═══ MATERIAL PROVIDED ═══
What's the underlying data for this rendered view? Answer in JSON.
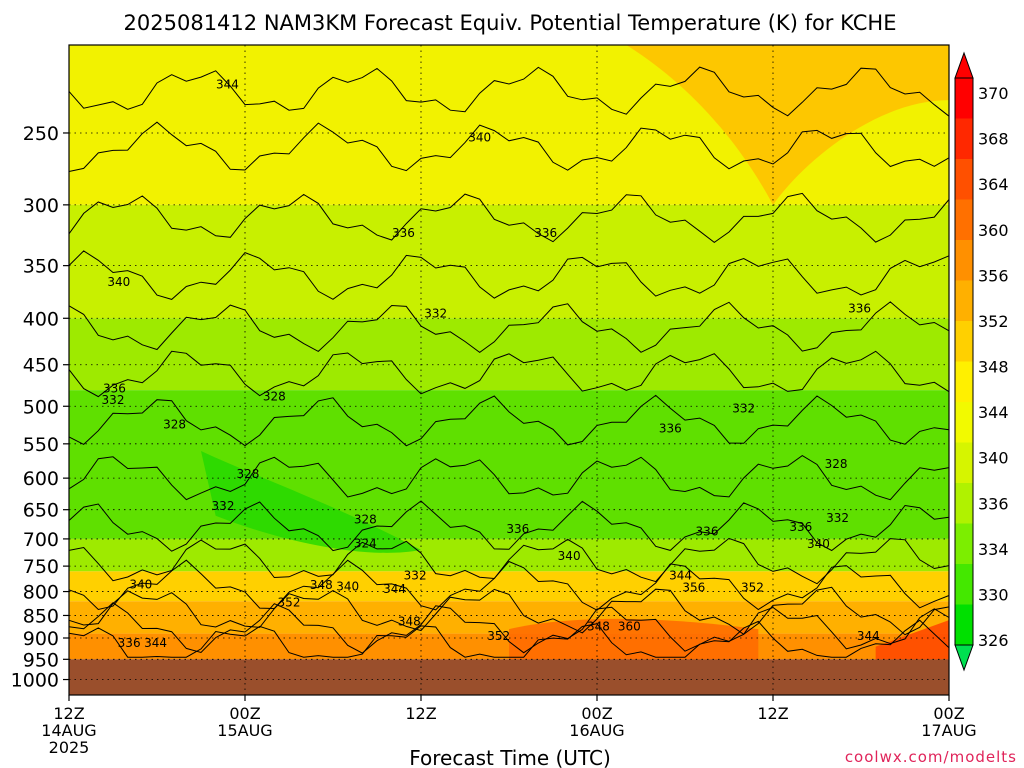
{
  "chart_data": {
    "type": "heatmap",
    "title": "2025081412 NAM3KM Forecast Equiv. Potential Temperature (K) for KCHE",
    "xlabel": "Forecast Time (UTC)",
    "ylabel": "",
    "credit": "coolwx.com/modelts",
    "x_ticks": [
      {
        "hours": 0,
        "line1": "12Z",
        "line2": "14AUG",
        "line3": "2025"
      },
      {
        "hours": 12,
        "line1": "00Z",
        "line2": "15AUG",
        "line3": ""
      },
      {
        "hours": 24,
        "line1": "12Z",
        "line2": "",
        "line3": ""
      },
      {
        "hours": 36,
        "line1": "00Z",
        "line2": "16AUG",
        "line3": ""
      },
      {
        "hours": 48,
        "line1": "12Z",
        "line2": "",
        "line3": ""
      },
      {
        "hours": 60,
        "line1": "00Z",
        "line2": "17AUG",
        "line3": ""
      }
    ],
    "xlim": [
      0,
      60
    ],
    "y_ticks": [
      250,
      300,
      350,
      400,
      450,
      500,
      550,
      600,
      650,
      700,
      750,
      800,
      850,
      900,
      950,
      1000
    ],
    "ylim": [
      200,
      1040
    ],
    "y_scale": "log-pressure (inverted)",
    "grid": true,
    "colorbar": {
      "labels": [
        326,
        330,
        334,
        336,
        340,
        344,
        348,
        352,
        356,
        360,
        364,
        368,
        370
      ],
      "colors": [
        "#00e000",
        "#44e800",
        "#7cee00",
        "#b0f200",
        "#d6f500",
        "#f2fa00",
        "#fff000",
        "#ffd000",
        "#ffb000",
        "#ff9000",
        "#ff7000",
        "#ff5000",
        "#ff2800",
        "#ff0000"
      ]
    },
    "terrain_color": "#9a4f2c",
    "surface_pressure": 950,
    "contour_labels": [
      {
        "text": "344",
        "hours": 10.8,
        "p": 221
      },
      {
        "text": "340",
        "hours": 28.0,
        "p": 253
      },
      {
        "text": "336",
        "hours": 22.8,
        "p": 322
      },
      {
        "text": "336",
        "hours": 32.5,
        "p": 322
      },
      {
        "text": "340",
        "hours": 3.4,
        "p": 365
      },
      {
        "text": "336",
        "hours": 53.9,
        "p": 390
      },
      {
        "text": "332",
        "hours": 25.0,
        "p": 395
      },
      {
        "text": "336",
        "hours": 3.1,
        "p": 478
      },
      {
        "text": "332",
        "hours": 3.0,
        "p": 492
      },
      {
        "text": "328",
        "hours": 14.0,
        "p": 488
      },
      {
        "text": "332",
        "hours": 46.0,
        "p": 503
      },
      {
        "text": "328",
        "hours": 7.2,
        "p": 524
      },
      {
        "text": "336",
        "hours": 41.0,
        "p": 529
      },
      {
        "text": "328",
        "hours": 12.2,
        "p": 594
      },
      {
        "text": "328",
        "hours": 52.3,
        "p": 579
      },
      {
        "text": "332",
        "hours": 10.5,
        "p": 644
      },
      {
        "text": "328",
        "hours": 20.2,
        "p": 666
      },
      {
        "text": "336",
        "hours": 30.6,
        "p": 683
      },
      {
        "text": "336",
        "hours": 43.5,
        "p": 687
      },
      {
        "text": "336",
        "hours": 49.9,
        "p": 679
      },
      {
        "text": "332",
        "hours": 52.4,
        "p": 664
      },
      {
        "text": "324",
        "hours": 20.2,
        "p": 708
      },
      {
        "text": "340",
        "hours": 51.1,
        "p": 709
      },
      {
        "text": "340",
        "hours": 34.1,
        "p": 731
      },
      {
        "text": "332",
        "hours": 23.6,
        "p": 768
      },
      {
        "text": "344",
        "hours": 41.7,
        "p": 768
      },
      {
        "text": "340",
        "hours": 4.9,
        "p": 786
      },
      {
        "text": "348",
        "hours": 17.2,
        "p": 787
      },
      {
        "text": "340",
        "hours": 19.0,
        "p": 790
      },
      {
        "text": "344",
        "hours": 22.2,
        "p": 795
      },
      {
        "text": "356",
        "hours": 42.6,
        "p": 792
      },
      {
        "text": "352",
        "hours": 46.6,
        "p": 792
      },
      {
        "text": "352",
        "hours": 15.0,
        "p": 823
      },
      {
        "text": "348",
        "hours": 23.2,
        "p": 863
      },
      {
        "text": "348",
        "hours": 36.1,
        "p": 874
      },
      {
        "text": "360",
        "hours": 38.2,
        "p": 874
      },
      {
        "text": "352",
        "hours": 29.3,
        "p": 895
      },
      {
        "text": "344",
        "hours": 54.5,
        "p": 895
      },
      {
        "text": "336",
        "hours": 4.1,
        "p": 912
      },
      {
        "text": "344",
        "hours": 5.9,
        "p": 912
      }
    ]
  }
}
═══
The pictures in the entries should be left out; output everything else exactly.

**SOLUTION BELOW:**
What's the underlying data for this rendered view? Answer in JSON.
{
  "chart_data": {
    "type": "heatmap",
    "title": "2025081412 NAM3KM Forecast Equiv. Potential Temperature (K) for KCHE",
    "xlabel": "Forecast Time (UTC)",
    "ylabel": "",
    "credit": "coolwx.com/modelts",
    "x_ticks": [
      {
        "hours": 0,
        "line1": "12Z",
        "line2": "14AUG",
        "line3": "2025"
      },
      {
        "hours": 12,
        "line1": "00Z",
        "line2": "15AUG",
        "line3": ""
      },
      {
        "hours": 24,
        "line1": "12Z",
        "line2": "",
        "line3": ""
      },
      {
        "hours": 36,
        "line1": "00Z",
        "line2": "16AUG",
        "line3": ""
      },
      {
        "hours": 48,
        "line1": "12Z",
        "line2": "",
        "line3": ""
      },
      {
        "hours": 60,
        "line1": "00Z",
        "line2": "17AUG",
        "line3": ""
      }
    ],
    "xlim": [
      0,
      60
    ],
    "y_ticks": [
      250,
      300,
      350,
      400,
      450,
      500,
      550,
      600,
      650,
      700,
      750,
      800,
      850,
      900,
      950,
      1000
    ],
    "ylim": [
      200,
      1040
    ],
    "y_scale": "log-pressure (inverted)",
    "grid": true,
    "colorbar": {
      "labels": [
        326,
        330,
        334,
        336,
        340,
        344,
        348,
        352,
        356,
        360,
        364,
        368,
        370
      ],
      "colors": [
        "#00e000",
        "#44e800",
        "#7cee00",
        "#b0f200",
        "#d6f500",
        "#f2fa00",
        "#fff000",
        "#ffd000",
        "#ffb000",
        "#ff9000",
        "#ff7000",
        "#ff5000",
        "#ff2800",
        "#ff0000"
      ]
    },
    "terrain_color": "#9a4f2c",
    "surface_pressure": 950,
    "contour_labels": [
      {
        "text": "344",
        "hours": 10.8,
        "p": 221
      },
      {
        "text": "340",
        "hours": 28.0,
        "p": 253
      },
      {
        "text": "336",
        "hours": 22.8,
        "p": 322
      },
      {
        "text": "336",
        "hours": 32.5,
        "p": 322
      },
      {
        "text": "340",
        "hours": 3.4,
        "p": 365
      },
      {
        "text": "336",
        "hours": 53.9,
        "p": 390
      },
      {
        "text": "332",
        "hours": 25.0,
        "p": 395
      },
      {
        "text": "336",
        "hours": 3.1,
        "p": 478
      },
      {
        "text": "332",
        "hours": 3.0,
        "p": 492
      },
      {
        "text": "328",
        "hours": 14.0,
        "p": 488
      },
      {
        "text": "332",
        "hours": 46.0,
        "p": 503
      },
      {
        "text": "328",
        "hours": 7.2,
        "p": 524
      },
      {
        "text": "336",
        "hours": 41.0,
        "p": 529
      },
      {
        "text": "328",
        "hours": 12.2,
        "p": 594
      },
      {
        "text": "328",
        "hours": 52.3,
        "p": 579
      },
      {
        "text": "332",
        "hours": 10.5,
        "p": 644
      },
      {
        "text": "328",
        "hours": 20.2,
        "p": 666
      },
      {
        "text": "336",
        "hours": 30.6,
        "p": 683
      },
      {
        "text": "336",
        "hours": 43.5,
        "p": 687
      },
      {
        "text": "336",
        "hours": 49.9,
        "p": 679
      },
      {
        "text": "332",
        "hours": 52.4,
        "p": 664
      },
      {
        "text": "324",
        "hours": 20.2,
        "p": 708
      },
      {
        "text": "340",
        "hours": 51.1,
        "p": 709
      },
      {
        "text": "340",
        "hours": 34.1,
        "p": 731
      },
      {
        "text": "332",
        "hours": 23.6,
        "p": 768
      },
      {
        "text": "344",
        "hours": 41.7,
        "p": 768
      },
      {
        "text": "340",
        "hours": 4.9,
        "p": 786
      },
      {
        "text": "348",
        "hours": 17.2,
        "p": 787
      },
      {
        "text": "340",
        "hours": 19.0,
        "p": 790
      },
      {
        "text": "344",
        "hours": 22.2,
        "p": 795
      },
      {
        "text": "356",
        "hours": 42.6,
        "p": 792
      },
      {
        "text": "352",
        "hours": 46.6,
        "p": 792
      },
      {
        "text": "352",
        "hours": 15.0,
        "p": 823
      },
      {
        "text": "348",
        "hours": 23.2,
        "p": 863
      },
      {
        "text": "348",
        "hours": 36.1,
        "p": 874
      },
      {
        "text": "360",
        "hours": 38.2,
        "p": 874
      },
      {
        "text": "352",
        "hours": 29.3,
        "p": 895
      },
      {
        "text": "344",
        "hours": 54.5,
        "p": 895
      },
      {
        "text": "336",
        "hours": 4.1,
        "p": 912
      },
      {
        "text": "344",
        "hours": 5.9,
        "p": 912
      }
    ]
  }
}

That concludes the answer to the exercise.